» What is needed:
Find the lines that contain the word "Your" and copy each one.

» Collected data:
※ ※ ※
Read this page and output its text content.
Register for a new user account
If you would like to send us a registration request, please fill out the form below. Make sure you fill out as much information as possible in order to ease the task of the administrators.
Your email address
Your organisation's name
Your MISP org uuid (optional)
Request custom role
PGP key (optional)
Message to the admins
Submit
※ ※ ※
» Result:
Your email address
Your organisation's name
Your MISP org uuid (optional)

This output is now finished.